» **Written request**
In the listing below, how many lines contain the word "type"? Please respond with the number only.

# # #

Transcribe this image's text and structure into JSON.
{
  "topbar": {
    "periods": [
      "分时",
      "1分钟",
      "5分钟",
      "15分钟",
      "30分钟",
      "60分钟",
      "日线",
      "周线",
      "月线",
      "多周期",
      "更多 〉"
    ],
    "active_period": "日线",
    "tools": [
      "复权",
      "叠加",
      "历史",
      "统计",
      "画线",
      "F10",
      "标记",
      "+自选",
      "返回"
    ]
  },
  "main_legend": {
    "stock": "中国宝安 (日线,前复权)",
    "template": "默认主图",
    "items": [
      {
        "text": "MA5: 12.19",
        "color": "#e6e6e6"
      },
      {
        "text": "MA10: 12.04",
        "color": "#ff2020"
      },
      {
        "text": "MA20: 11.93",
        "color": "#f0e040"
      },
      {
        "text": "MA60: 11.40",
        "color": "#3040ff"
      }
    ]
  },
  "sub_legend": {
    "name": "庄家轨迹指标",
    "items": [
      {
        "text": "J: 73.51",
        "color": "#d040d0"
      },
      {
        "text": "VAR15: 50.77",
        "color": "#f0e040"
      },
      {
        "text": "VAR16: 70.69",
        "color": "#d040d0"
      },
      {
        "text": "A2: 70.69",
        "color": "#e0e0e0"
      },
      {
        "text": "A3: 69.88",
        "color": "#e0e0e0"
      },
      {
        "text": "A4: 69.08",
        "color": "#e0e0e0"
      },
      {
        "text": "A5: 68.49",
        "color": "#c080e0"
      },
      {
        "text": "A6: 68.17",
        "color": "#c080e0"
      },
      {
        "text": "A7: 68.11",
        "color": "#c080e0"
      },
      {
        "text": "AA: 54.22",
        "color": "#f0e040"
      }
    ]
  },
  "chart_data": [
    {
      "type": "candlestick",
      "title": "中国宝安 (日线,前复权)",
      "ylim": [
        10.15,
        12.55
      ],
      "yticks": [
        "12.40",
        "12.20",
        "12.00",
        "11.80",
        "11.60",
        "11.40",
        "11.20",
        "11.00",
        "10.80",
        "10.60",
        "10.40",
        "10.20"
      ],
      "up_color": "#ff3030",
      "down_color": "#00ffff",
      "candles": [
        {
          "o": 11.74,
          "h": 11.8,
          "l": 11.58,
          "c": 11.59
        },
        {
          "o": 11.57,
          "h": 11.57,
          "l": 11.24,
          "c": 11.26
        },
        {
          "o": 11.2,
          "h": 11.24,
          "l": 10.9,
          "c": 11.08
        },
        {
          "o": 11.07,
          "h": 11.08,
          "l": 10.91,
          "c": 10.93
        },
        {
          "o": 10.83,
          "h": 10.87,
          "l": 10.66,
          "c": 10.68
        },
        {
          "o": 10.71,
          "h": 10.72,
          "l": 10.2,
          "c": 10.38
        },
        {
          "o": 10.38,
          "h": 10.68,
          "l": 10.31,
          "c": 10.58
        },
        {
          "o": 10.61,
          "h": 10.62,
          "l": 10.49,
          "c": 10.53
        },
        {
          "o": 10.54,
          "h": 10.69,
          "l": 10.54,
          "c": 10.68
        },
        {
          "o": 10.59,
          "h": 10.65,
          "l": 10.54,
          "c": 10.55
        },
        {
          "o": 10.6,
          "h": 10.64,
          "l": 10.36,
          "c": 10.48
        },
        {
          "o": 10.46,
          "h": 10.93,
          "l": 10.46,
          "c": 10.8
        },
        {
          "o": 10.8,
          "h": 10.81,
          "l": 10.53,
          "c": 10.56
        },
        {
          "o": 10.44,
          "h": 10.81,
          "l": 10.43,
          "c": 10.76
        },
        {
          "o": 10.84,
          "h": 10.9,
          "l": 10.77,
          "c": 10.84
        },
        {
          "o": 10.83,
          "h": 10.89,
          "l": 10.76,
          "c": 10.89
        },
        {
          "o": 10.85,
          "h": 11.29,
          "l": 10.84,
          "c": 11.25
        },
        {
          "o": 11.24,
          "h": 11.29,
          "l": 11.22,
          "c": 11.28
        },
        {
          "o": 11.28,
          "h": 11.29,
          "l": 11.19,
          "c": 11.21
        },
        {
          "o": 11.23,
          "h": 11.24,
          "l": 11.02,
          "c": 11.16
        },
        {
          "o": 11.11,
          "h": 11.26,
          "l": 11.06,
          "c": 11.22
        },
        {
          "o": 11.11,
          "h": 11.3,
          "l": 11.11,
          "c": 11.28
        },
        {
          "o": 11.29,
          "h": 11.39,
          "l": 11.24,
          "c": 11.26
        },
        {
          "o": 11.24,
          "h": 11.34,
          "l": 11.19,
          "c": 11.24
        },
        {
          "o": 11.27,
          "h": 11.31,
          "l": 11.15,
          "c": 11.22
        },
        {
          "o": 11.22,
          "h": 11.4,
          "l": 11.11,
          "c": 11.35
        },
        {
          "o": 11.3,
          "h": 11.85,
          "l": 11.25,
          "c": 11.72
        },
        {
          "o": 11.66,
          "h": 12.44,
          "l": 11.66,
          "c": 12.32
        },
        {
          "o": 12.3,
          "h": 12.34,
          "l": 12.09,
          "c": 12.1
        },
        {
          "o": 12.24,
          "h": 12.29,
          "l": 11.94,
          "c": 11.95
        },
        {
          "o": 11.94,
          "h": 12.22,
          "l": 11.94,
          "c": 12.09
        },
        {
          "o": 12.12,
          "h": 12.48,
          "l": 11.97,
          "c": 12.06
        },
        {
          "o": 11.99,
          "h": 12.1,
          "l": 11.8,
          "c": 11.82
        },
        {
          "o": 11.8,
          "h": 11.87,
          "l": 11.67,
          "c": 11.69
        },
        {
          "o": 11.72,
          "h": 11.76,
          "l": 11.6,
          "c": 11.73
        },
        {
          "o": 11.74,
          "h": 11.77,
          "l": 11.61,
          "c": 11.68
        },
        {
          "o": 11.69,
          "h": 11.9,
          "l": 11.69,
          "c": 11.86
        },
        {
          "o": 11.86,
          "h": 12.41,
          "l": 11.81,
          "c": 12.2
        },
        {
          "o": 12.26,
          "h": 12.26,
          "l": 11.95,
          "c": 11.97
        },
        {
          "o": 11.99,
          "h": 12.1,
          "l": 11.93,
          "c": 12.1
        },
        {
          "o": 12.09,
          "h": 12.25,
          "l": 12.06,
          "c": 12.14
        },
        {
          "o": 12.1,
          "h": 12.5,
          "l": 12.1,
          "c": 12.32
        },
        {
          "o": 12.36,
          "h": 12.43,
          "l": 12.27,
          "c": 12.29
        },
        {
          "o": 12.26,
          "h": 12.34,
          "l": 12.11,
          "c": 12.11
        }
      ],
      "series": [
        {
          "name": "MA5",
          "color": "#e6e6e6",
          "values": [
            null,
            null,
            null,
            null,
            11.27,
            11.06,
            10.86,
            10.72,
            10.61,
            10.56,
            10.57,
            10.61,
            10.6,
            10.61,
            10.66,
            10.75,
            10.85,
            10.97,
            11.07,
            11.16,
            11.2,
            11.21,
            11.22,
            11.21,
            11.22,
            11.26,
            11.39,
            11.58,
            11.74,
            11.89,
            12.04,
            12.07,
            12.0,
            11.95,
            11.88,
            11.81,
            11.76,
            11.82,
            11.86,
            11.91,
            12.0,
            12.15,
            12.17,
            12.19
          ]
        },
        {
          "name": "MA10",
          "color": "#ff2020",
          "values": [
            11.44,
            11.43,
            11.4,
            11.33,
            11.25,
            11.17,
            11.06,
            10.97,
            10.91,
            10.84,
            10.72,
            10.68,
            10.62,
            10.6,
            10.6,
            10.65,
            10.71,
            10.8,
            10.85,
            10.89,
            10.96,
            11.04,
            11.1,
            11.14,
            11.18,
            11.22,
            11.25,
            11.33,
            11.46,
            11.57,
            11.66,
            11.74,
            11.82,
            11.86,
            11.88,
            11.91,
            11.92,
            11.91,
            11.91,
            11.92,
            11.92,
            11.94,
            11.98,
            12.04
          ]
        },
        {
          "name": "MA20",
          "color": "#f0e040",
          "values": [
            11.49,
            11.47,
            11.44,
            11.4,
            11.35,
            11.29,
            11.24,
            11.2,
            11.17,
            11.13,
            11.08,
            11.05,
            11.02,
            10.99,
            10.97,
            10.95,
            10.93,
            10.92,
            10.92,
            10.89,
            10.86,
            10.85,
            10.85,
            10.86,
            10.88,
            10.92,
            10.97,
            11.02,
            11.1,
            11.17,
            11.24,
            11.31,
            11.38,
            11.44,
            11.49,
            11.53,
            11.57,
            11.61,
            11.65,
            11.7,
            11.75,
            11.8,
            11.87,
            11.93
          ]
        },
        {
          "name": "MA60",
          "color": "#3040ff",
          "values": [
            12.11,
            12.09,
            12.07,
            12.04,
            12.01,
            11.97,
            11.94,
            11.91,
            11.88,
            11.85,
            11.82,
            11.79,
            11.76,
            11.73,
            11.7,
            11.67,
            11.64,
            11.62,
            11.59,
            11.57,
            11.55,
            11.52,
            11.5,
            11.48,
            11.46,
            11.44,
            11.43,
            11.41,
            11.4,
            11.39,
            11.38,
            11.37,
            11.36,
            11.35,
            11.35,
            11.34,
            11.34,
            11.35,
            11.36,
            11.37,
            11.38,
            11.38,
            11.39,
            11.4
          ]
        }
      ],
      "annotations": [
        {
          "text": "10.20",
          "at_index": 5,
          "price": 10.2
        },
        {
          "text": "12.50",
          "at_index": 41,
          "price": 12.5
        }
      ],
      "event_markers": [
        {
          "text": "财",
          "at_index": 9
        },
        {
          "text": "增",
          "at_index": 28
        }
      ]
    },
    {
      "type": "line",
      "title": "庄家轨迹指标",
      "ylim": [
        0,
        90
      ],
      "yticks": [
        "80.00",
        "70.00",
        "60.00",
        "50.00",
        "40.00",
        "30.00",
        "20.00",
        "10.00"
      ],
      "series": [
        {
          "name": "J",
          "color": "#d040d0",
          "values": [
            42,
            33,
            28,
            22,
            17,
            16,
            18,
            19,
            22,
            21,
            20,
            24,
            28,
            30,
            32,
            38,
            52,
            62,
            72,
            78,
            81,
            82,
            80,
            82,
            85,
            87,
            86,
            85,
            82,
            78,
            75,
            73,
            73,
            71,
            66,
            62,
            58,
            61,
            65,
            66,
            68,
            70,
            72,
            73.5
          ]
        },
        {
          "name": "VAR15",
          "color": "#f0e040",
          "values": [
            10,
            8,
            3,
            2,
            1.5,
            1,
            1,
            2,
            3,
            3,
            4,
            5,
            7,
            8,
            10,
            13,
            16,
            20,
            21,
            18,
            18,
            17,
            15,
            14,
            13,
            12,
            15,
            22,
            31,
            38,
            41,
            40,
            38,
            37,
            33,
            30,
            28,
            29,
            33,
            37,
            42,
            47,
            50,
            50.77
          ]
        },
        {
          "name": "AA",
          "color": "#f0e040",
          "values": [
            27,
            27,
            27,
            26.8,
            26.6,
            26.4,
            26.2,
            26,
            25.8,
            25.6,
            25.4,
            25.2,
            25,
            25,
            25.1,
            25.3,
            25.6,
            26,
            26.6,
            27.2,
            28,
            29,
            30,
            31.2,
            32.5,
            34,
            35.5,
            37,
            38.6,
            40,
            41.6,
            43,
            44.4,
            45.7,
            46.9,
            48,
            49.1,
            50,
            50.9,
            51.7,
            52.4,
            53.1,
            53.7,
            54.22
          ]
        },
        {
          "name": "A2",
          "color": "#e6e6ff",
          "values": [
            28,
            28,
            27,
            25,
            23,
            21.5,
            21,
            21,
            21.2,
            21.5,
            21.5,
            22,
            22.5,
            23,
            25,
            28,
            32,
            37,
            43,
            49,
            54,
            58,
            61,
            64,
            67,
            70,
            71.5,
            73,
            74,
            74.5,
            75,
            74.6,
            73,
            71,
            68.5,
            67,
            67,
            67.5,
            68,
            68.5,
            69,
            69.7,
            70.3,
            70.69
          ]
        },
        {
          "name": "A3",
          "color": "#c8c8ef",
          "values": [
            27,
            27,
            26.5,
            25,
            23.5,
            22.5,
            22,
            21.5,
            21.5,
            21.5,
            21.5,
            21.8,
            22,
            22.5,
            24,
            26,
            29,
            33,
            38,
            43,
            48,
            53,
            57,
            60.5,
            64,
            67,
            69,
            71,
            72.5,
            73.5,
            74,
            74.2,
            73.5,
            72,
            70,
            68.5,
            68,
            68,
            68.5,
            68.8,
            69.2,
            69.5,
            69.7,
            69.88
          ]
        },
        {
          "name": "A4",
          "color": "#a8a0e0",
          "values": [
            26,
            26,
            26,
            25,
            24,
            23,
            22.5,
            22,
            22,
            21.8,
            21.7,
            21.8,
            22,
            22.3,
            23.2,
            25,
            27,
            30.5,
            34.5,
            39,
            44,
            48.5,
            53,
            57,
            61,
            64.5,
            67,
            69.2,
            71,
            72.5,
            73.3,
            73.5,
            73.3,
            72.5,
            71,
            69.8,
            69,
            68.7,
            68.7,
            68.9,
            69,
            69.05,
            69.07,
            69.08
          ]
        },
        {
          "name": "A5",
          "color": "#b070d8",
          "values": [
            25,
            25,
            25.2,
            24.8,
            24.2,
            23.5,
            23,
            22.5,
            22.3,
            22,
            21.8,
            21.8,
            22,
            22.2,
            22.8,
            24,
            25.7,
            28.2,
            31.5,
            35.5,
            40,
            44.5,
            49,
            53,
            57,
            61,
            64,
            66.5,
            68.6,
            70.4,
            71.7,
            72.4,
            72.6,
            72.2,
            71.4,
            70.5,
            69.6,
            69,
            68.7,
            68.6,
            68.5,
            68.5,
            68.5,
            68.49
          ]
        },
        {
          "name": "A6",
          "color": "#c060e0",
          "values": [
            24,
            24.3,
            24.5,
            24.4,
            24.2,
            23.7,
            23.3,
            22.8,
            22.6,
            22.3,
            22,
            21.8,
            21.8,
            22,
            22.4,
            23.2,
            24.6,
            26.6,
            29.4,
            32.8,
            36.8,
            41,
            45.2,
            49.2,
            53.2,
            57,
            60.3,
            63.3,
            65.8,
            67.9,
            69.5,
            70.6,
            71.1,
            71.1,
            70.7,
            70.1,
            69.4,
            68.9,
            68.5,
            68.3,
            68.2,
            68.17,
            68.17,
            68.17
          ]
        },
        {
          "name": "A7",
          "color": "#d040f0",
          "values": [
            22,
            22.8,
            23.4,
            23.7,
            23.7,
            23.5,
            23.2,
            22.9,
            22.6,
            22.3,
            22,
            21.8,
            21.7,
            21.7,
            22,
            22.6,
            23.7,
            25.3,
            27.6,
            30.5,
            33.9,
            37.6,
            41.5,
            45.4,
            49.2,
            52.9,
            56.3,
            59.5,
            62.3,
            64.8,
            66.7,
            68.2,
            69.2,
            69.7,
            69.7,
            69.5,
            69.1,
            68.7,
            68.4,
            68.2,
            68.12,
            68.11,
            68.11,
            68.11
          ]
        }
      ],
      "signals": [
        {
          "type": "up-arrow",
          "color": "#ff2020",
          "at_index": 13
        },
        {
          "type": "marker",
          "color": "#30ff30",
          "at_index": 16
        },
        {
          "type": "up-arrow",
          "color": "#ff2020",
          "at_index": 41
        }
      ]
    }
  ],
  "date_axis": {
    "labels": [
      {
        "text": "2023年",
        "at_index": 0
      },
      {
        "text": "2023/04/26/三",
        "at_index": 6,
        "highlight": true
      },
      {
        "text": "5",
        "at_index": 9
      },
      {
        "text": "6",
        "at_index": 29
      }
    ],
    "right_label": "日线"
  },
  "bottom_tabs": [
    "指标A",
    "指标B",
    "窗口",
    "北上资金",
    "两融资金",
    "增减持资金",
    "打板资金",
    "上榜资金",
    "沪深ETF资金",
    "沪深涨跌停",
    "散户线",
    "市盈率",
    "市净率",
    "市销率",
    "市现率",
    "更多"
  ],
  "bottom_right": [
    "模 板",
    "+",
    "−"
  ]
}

# # #

» **Solution to the exercise**
5